* **Input material**:
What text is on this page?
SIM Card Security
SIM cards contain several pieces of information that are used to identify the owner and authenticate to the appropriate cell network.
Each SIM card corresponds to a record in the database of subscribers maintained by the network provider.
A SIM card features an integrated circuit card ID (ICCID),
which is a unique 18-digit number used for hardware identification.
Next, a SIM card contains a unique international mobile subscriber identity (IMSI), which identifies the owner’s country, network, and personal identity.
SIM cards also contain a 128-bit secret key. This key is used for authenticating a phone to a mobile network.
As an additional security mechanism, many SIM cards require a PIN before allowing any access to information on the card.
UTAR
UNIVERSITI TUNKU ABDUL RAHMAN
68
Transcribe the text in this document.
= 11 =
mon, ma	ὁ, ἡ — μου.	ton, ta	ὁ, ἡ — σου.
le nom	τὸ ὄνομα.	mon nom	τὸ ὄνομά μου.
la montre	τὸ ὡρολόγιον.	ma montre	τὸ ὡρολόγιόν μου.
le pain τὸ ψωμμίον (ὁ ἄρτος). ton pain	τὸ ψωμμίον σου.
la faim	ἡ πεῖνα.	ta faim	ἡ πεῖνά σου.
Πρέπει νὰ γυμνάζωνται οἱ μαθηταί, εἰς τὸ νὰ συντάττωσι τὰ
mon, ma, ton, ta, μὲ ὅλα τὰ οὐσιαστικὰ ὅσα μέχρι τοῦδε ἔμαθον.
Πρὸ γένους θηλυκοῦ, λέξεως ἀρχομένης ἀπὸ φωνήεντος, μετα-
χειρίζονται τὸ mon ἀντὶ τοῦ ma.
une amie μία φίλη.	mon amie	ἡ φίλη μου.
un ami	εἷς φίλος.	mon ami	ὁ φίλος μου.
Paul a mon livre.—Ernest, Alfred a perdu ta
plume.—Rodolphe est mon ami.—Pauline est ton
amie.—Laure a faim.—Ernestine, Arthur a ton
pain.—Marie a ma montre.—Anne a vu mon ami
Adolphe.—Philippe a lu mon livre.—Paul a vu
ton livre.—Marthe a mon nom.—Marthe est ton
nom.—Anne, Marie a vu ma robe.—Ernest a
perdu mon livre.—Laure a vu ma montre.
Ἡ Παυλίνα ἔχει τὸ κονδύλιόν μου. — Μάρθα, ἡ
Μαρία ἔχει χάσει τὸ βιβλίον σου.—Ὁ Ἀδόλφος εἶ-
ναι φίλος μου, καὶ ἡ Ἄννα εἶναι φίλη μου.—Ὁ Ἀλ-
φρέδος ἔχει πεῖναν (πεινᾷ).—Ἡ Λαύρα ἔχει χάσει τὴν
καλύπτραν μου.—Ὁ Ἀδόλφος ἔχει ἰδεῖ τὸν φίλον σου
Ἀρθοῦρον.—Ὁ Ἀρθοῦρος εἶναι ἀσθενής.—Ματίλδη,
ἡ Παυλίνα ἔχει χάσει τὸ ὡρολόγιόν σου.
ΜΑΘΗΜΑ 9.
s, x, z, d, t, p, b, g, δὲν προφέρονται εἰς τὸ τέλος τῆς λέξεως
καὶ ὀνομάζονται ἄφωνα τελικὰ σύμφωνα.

* **Given instruction**: The lines to reproduce run from the one that contains "Transcribe the text in this document." through the last line above; copy them exactly.

* **Written answer**:
Transcribe the text in this document.
= 11 =
mon, ma	ὁ, ἡ — μου.	ton, ta	ὁ, ἡ — σου.
le nom	τὸ ὄνομα.	mon nom	τὸ ὄνομά μου.
la montre	τὸ ὡρολόγιον.	ma montre	τὸ ὡρολόγιόν μου.
le pain τὸ ψωμμίον (ὁ ἄρτος). ton pain	τὸ ψωμμίον σου.
la faim	ἡ πεῖνα.	ta faim	ἡ πεῖνά σου.
Πρέπει νὰ γυμνάζωνται οἱ μαθηταί, εἰς τὸ νὰ συντάττωσι τὰ
mon, ma, ton, ta, μὲ ὅλα τὰ οὐσιαστικὰ ὅσα μέχρι τοῦδε ἔμαθον.
Πρὸ γένους θηλυκοῦ, λέξεως ἀρχομένης ἀπὸ φωνήεντος, μετα-
χειρίζονται τὸ mon ἀντὶ τοῦ ma.
une amie μία φίλη.	mon amie	ἡ φίλη μου.
un ami	εἷς φίλος.	mon ami	ὁ φίλος μου.
Paul a mon livre.—Ernest, Alfred a perdu ta
plume.—Rodolphe est mon ami.—Pauline est ton
amie.—Laure a faim.—Ernestine, Arthur a ton
pain.—Marie a ma montre.—Anne a vu mon ami
Adolphe.—Philippe a lu mon livre.—Paul a vu
ton livre.—Marthe a mon nom.—Marthe est ton
nom.—Anne, Marie a vu ma robe.—Ernest a
perdu mon livre.—Laure a vu ma montre.
Ἡ Παυλίνα ἔχει τὸ κονδύλιόν μου. — Μάρθα, ἡ
Μαρία ἔχει χάσει τὸ βιβλίον σου.—Ὁ Ἀδόλφος εἶ-
ναι φίλος μου, καὶ ἡ Ἄννα εἶναι φίλη μου.—Ὁ Ἀλ-
φρέδος ἔχει πεῖναν (πεινᾷ).—Ἡ Λαύρα ἔχει χάσει τὴν
καλύπτραν μου.—Ὁ Ἀδόλφος ἔχει ἰδεῖ τὸν φίλον σου
Ἀρθοῦρον.—Ὁ Ἀρθοῦρος εἶναι ἀσθενής.—Ματίλδη,
ἡ Παυλίνα ἔχει χάσει τὸ ὡρολόγιόν σου.
ΜΑΘΗΜΑ 9.
s, x, z, d, t, p, b, g, δὲν προφέρονται εἰς τὸ τέλος τῆς λέξεως
καὶ ὀνομάζονται ἄφωνα τελικὰ σύμφωνα.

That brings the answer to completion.